- _The request_
Return the lines in the records from the line holding "y-axis-label: Frequency —" through the line holding "histogram-bar-4 — [883, 231, 1042, 786]", both included, copied exactly.

+++ Entries shown +++

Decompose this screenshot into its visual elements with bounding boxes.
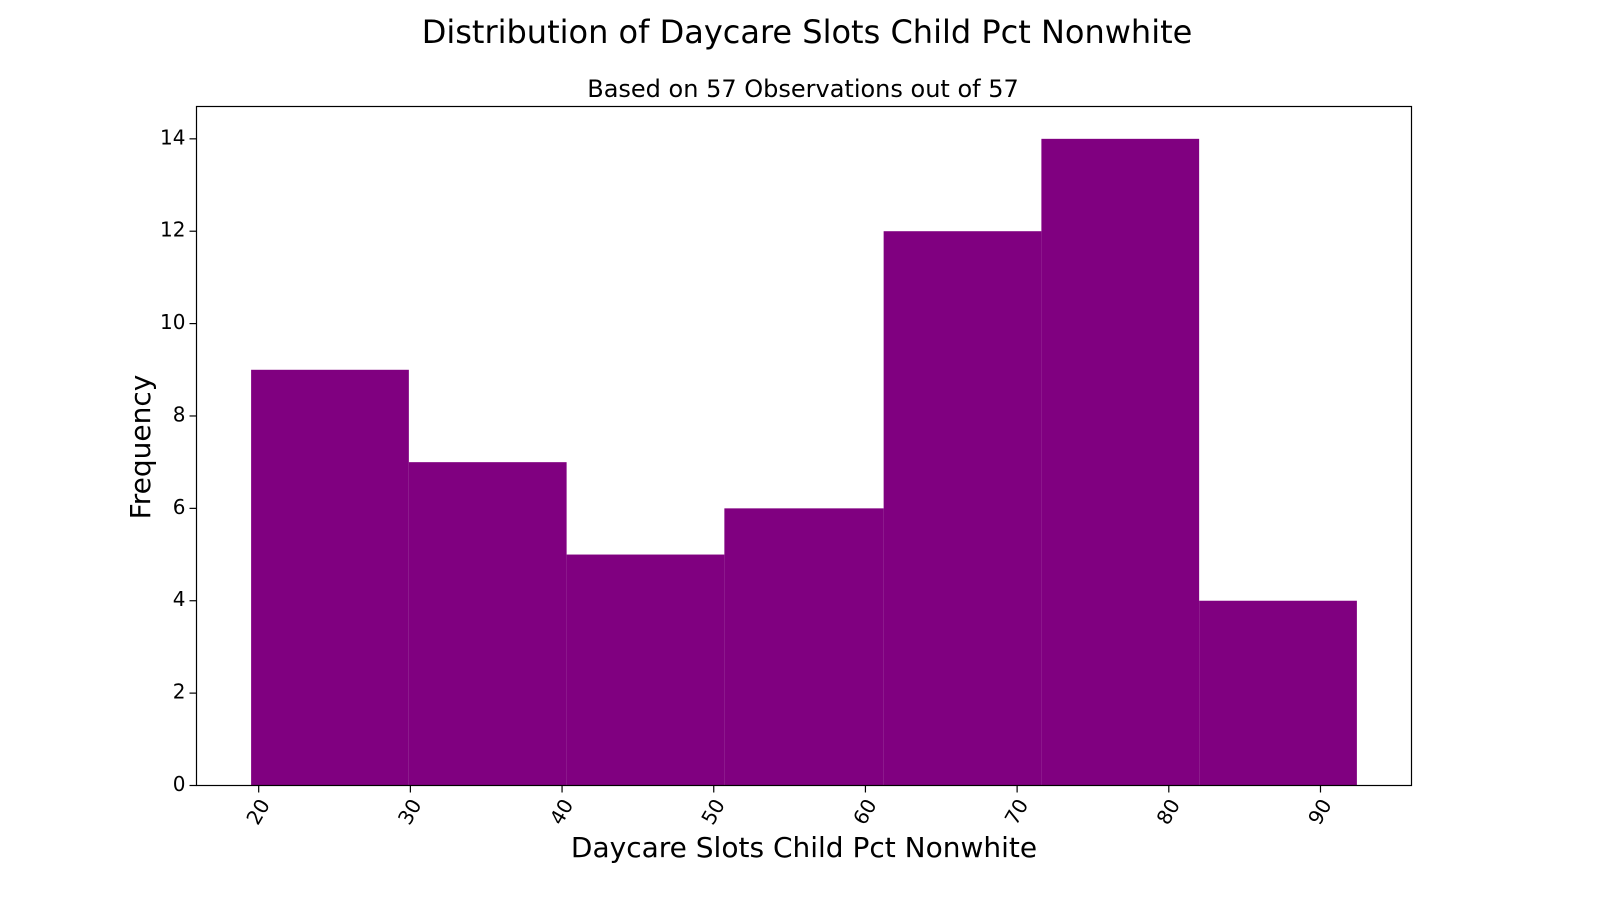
y-axis-label: Frequency — [124, 375, 157, 520]
histogram-bar-0 — [251, 369, 409, 786]
histogram-bar-6 — [1199, 600, 1357, 786]
x-tick-label-7: 90 — [1303, 795, 1337, 829]
histogram-bar-3 — [724, 508, 884, 786]
y-tick-label-1: 2 — [173, 680, 186, 704]
x-axis-ticks: 20 30 40 50 60 70 80 90 — [241, 785, 1337, 829]
x-tick-label-0: 20 — [241, 795, 275, 829]
y-tick-label-0: 0 — [173, 772, 186, 796]
x-axis-label: Daycare Slots Child Pct Nonwhite — [571, 831, 1037, 864]
y-tick-label-5: 10 — [160, 310, 185, 334]
chart-subtitle: Based on 57 Observations out of 57 — [587, 75, 1019, 103]
chart-title: Distribution of Daycare Slots Child Pct … — [422, 13, 1193, 51]
y-tick-label-4: 8 — [173, 402, 186, 426]
histogram-bar-1 — [408, 462, 567, 786]
histogram-bar-5 — [1041, 138, 1200, 786]
x-tick-label-5: 70 — [1000, 795, 1034, 829]
y-tick-label-2: 4 — [173, 587, 186, 611]
x-tick-label-2: 40 — [545, 795, 579, 829]
histogram-bar-2 — [566, 554, 725, 786]
y-tick-label-6: 12 — [160, 218, 185, 242]
plot-frame — [195, 105, 1413, 787]
bars-group — [251, 138, 1357, 786]
y-axis-ticks: 0 2 4 6 8 10 12 14 — [160, 125, 197, 796]
x-tick-label-3: 50 — [696, 795, 730, 829]
y-tick-label-3: 6 — [173, 495, 186, 519]
histogram-bar-4 — [883, 231, 1042, 786]
x-tick-label-1: 30 — [393, 795, 427, 829]
y-tick-label-7: 14 — [160, 125, 185, 149]
x-tick-label-6: 80 — [1151, 795, 1185, 829]
x-tick-label-4: 60 — [848, 795, 882, 829]
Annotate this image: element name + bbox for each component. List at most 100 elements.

+++

- _Task response_
y-axis-label: Frequency — [124, 375, 157, 520]
histogram-bar-0 — [251, 369, 409, 786]
histogram-bar-6 — [1199, 600, 1357, 786]
x-tick-label-7: 90 — [1303, 795, 1337, 829]
histogram-bar-3 — [724, 508, 884, 786]
y-tick-label-1: 2 — [173, 680, 186, 704]
x-axis-ticks: 20 30 40 50 60 70 80 90 — [241, 785, 1337, 829]
x-tick-label-0: 20 — [241, 795, 275, 829]
y-tick-label-0: 0 — [173, 772, 186, 796]
x-axis-label: Daycare Slots Child Pct Nonwhite — [571, 831, 1037, 864]
y-tick-label-5: 10 — [160, 310, 185, 334]
chart-subtitle: Based on 57 Observations out of 57 — [587, 75, 1019, 103]
chart-title: Distribution of Daycare Slots Child Pct … — [422, 13, 1193, 51]
y-tick-label-4: 8 — [173, 402, 186, 426]
histogram-bar-1 — [408, 462, 567, 786]
histogram-bar-5 — [1041, 138, 1200, 786]
x-tick-label-5: 70 — [1000, 795, 1034, 829]
y-tick-label-2: 4 — [173, 587, 186, 611]
x-tick-label-2: 40 — [545, 795, 579, 829]
histogram-bar-2 — [566, 554, 725, 786]
y-tick-label-6: 12 — [160, 218, 185, 242]
plot-frame — [195, 105, 1413, 787]
bars-group — [251, 138, 1357, 786]
y-axis-ticks: 0 2 4 6 8 10 12 14 — [160, 125, 197, 796]
x-tick-label-3: 50 — [696, 795, 730, 829]
y-tick-label-3: 6 — [173, 495, 186, 519]
histogram-bar-4 — [883, 231, 1042, 786]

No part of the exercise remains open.